#### YOUR INSTRUCTIONS:
Give every line again exactly as it appears, please, but not the pictures.

#### RECORDS TO PROCESS:
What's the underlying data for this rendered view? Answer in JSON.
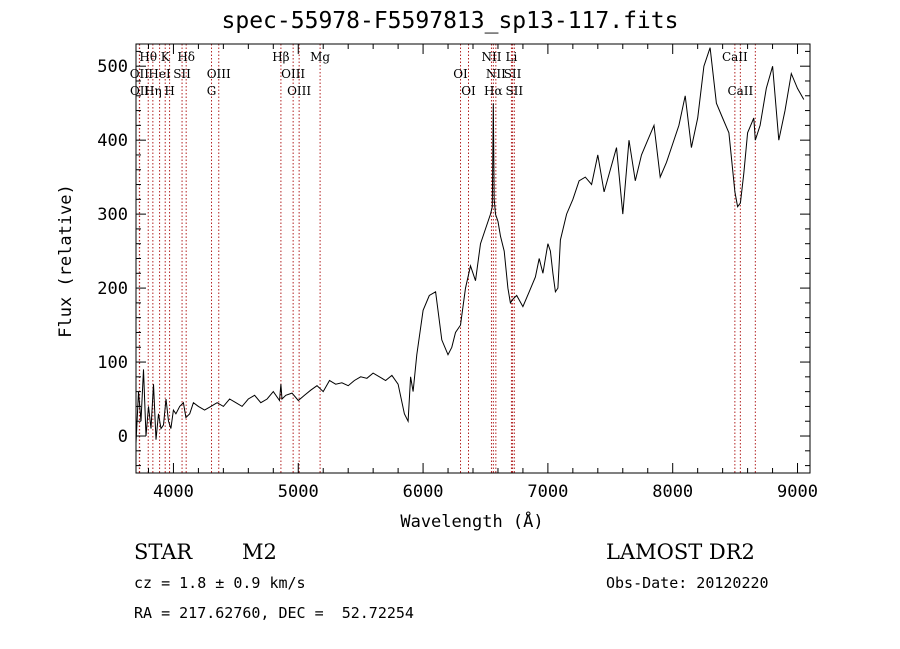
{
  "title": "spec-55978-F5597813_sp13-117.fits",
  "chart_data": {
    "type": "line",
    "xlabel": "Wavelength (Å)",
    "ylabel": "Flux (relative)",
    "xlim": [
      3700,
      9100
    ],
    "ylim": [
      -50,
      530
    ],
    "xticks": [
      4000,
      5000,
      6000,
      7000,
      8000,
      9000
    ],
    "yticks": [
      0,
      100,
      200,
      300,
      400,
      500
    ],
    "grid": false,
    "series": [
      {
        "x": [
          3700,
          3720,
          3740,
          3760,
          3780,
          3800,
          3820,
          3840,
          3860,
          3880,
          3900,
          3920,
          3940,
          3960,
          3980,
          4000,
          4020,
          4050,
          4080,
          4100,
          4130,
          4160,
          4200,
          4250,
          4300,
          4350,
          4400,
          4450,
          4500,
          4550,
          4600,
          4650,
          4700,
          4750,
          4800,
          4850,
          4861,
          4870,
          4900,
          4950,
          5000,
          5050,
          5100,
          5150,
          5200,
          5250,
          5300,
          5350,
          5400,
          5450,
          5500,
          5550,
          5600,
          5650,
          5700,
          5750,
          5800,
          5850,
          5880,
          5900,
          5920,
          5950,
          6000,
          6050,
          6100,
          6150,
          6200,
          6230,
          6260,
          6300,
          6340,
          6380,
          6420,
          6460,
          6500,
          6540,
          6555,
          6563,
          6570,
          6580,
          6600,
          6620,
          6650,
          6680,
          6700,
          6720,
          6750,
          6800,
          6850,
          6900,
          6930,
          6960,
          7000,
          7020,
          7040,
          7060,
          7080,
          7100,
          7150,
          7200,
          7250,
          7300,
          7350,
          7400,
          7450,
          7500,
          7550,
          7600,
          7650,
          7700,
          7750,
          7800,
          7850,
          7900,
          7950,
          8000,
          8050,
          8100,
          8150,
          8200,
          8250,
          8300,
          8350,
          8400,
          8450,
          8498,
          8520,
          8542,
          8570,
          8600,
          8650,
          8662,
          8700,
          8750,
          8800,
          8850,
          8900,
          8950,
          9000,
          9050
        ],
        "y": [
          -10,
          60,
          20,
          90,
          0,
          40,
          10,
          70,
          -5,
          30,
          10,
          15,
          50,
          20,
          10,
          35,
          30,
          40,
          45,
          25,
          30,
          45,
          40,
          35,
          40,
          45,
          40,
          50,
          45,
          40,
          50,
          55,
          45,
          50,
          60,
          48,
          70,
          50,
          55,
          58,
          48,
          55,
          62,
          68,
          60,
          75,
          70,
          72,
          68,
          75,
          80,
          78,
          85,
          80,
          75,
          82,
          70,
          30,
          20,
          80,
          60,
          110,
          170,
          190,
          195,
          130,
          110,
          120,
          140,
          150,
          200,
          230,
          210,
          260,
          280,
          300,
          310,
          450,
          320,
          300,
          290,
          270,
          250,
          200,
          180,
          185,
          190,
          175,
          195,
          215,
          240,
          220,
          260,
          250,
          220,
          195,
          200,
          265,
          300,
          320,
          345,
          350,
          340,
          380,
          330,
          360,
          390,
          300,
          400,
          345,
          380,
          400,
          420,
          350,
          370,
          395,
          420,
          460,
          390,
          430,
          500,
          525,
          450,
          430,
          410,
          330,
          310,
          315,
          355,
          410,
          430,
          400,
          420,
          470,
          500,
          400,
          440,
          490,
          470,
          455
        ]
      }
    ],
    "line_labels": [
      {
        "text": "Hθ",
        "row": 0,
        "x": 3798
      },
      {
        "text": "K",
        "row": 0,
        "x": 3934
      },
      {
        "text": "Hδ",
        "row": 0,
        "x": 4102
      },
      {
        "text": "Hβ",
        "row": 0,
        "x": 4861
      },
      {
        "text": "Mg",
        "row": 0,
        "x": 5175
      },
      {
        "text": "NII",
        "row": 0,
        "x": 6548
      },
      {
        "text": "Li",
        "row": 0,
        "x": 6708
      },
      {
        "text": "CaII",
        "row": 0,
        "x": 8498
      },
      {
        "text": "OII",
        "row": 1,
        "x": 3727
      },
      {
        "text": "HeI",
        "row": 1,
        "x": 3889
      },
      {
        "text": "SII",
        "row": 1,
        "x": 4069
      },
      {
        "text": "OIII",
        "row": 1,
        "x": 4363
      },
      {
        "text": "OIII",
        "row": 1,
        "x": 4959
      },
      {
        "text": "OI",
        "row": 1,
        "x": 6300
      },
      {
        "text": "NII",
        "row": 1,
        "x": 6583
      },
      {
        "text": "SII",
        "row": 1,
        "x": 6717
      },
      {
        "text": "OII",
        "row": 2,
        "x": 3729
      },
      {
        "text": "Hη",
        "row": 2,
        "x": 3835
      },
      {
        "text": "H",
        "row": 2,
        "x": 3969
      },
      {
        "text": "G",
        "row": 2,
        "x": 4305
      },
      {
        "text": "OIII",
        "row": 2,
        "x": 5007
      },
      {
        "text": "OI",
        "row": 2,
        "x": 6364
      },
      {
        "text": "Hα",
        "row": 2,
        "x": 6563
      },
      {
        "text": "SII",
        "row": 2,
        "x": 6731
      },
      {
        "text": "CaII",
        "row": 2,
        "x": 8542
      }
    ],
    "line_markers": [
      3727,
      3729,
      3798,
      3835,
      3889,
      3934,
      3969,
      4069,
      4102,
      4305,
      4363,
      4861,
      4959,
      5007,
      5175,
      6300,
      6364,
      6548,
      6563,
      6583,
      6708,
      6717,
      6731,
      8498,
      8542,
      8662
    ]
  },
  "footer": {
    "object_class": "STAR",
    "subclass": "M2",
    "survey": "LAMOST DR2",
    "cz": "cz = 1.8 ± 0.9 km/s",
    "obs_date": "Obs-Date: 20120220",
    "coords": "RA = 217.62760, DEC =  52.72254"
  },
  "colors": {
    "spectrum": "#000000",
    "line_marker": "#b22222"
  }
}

#### TASK SOLUTION:
What's the underlying data for this rendered view? Answer in JSON.
{
  "title": "spec-55978-F5597813_sp13-117.fits",
  "chart_data": {
    "type": "line",
    "xlabel": "Wavelength (Å)",
    "ylabel": "Flux (relative)",
    "xlim": [
      3700,
      9100
    ],
    "ylim": [
      -50,
      530
    ],
    "xticks": [
      4000,
      5000,
      6000,
      7000,
      8000,
      9000
    ],
    "yticks": [
      0,
      100,
      200,
      300,
      400,
      500
    ],
    "grid": false,
    "series": [
      {
        "x": [
          3700,
          3720,
          3740,
          3760,
          3780,
          3800,
          3820,
          3840,
          3860,
          3880,
          3900,
          3920,
          3940,
          3960,
          3980,
          4000,
          4020,
          4050,
          4080,
          4100,
          4130,
          4160,
          4200,
          4250,
          4300,
          4350,
          4400,
          4450,
          4500,
          4550,
          4600,
          4650,
          4700,
          4750,
          4800,
          4850,
          4861,
          4870,
          4900,
          4950,
          5000,
          5050,
          5100,
          5150,
          5200,
          5250,
          5300,
          5350,
          5400,
          5450,
          5500,
          5550,
          5600,
          5650,
          5700,
          5750,
          5800,
          5850,
          5880,
          5900,
          5920,
          5950,
          6000,
          6050,
          6100,
          6150,
          6200,
          6230,
          6260,
          6300,
          6340,
          6380,
          6420,
          6460,
          6500,
          6540,
          6555,
          6563,
          6570,
          6580,
          6600,
          6620,
          6650,
          6680,
          6700,
          6720,
          6750,
          6800,
          6850,
          6900,
          6930,
          6960,
          7000,
          7020,
          7040,
          7060,
          7080,
          7100,
          7150,
          7200,
          7250,
          7300,
          7350,
          7400,
          7450,
          7500,
          7550,
          7600,
          7650,
          7700,
          7750,
          7800,
          7850,
          7900,
          7950,
          8000,
          8050,
          8100,
          8150,
          8200,
          8250,
          8300,
          8350,
          8400,
          8450,
          8498,
          8520,
          8542,
          8570,
          8600,
          8650,
          8662,
          8700,
          8750,
          8800,
          8850,
          8900,
          8950,
          9000,
          9050
        ],
        "y": [
          -10,
          60,
          20,
          90,
          0,
          40,
          10,
          70,
          -5,
          30,
          10,
          15,
          50,
          20,
          10,
          35,
          30,
          40,
          45,
          25,
          30,
          45,
          40,
          35,
          40,
          45,
          40,
          50,
          45,
          40,
          50,
          55,
          45,
          50,
          60,
          48,
          70,
          50,
          55,
          58,
          48,
          55,
          62,
          68,
          60,
          75,
          70,
          72,
          68,
          75,
          80,
          78,
          85,
          80,
          75,
          82,
          70,
          30,
          20,
          80,
          60,
          110,
          170,
          190,
          195,
          130,
          110,
          120,
          140,
          150,
          200,
          230,
          210,
          260,
          280,
          300,
          310,
          450,
          320,
          300,
          290,
          270,
          250,
          200,
          180,
          185,
          190,
          175,
          195,
          215,
          240,
          220,
          260,
          250,
          220,
          195,
          200,
          265,
          300,
          320,
          345,
          350,
          340,
          380,
          330,
          360,
          390,
          300,
          400,
          345,
          380,
          400,
          420,
          350,
          370,
          395,
          420,
          460,
          390,
          430,
          500,
          525,
          450,
          430,
          410,
          330,
          310,
          315,
          355,
          410,
          430,
          400,
          420,
          470,
          500,
          400,
          440,
          490,
          470,
          455
        ]
      }
    ],
    "line_labels": [
      {
        "text": "Hθ",
        "row": 0,
        "x": 3798
      },
      {
        "text": "K",
        "row": 0,
        "x": 3934
      },
      {
        "text": "Hδ",
        "row": 0,
        "x": 4102
      },
      {
        "text": "Hβ",
        "row": 0,
        "x": 4861
      },
      {
        "text": "Mg",
        "row": 0,
        "x": 5175
      },
      {
        "text": "NII",
        "row": 0,
        "x": 6548
      },
      {
        "text": "Li",
        "row": 0,
        "x": 6708
      },
      {
        "text": "CaII",
        "row": 0,
        "x": 8498
      },
      {
        "text": "OII",
        "row": 1,
        "x": 3727
      },
      {
        "text": "HeI",
        "row": 1,
        "x": 3889
      },
      {
        "text": "SII",
        "row": 1,
        "x": 4069
      },
      {
        "text": "OIII",
        "row": 1,
        "x": 4363
      },
      {
        "text": "OIII",
        "row": 1,
        "x": 4959
      },
      {
        "text": "OI",
        "row": 1,
        "x": 6300
      },
      {
        "text": "NII",
        "row": 1,
        "x": 6583
      },
      {
        "text": "SII",
        "row": 1,
        "x": 6717
      },
      {
        "text": "OII",
        "row": 2,
        "x": 3729
      },
      {
        "text": "Hη",
        "row": 2,
        "x": 3835
      },
      {
        "text": "H",
        "row": 2,
        "x": 3969
      },
      {
        "text": "G",
        "row": 2,
        "x": 4305
      },
      {
        "text": "OIII",
        "row": 2,
        "x": 5007
      },
      {
        "text": "OI",
        "row": 2,
        "x": 6364
      },
      {
        "text": "Hα",
        "row": 2,
        "x": 6563
      },
      {
        "text": "SII",
        "row": 2,
        "x": 6731
      },
      {
        "text": "CaII",
        "row": 2,
        "x": 8542
      }
    ],
    "line_markers": [
      3727,
      3729,
      3798,
      3835,
      3889,
      3934,
      3969,
      4069,
      4102,
      4305,
      4363,
      4861,
      4959,
      5007,
      5175,
      6300,
      6364,
      6548,
      6563,
      6583,
      6708,
      6717,
      6731,
      8498,
      8542,
      8662
    ]
  },
  "footer": {
    "object_class": "STAR",
    "subclass": "M2",
    "survey": "LAMOST DR2",
    "cz": "cz = 1.8 ± 0.9 km/s",
    "obs_date": "Obs-Date: 20120220",
    "coords": "RA = 217.62760, DEC =  52.72254"
  },
  "colors": {
    "spectrum": "#000000",
    "line_marker": "#b22222"
  }
}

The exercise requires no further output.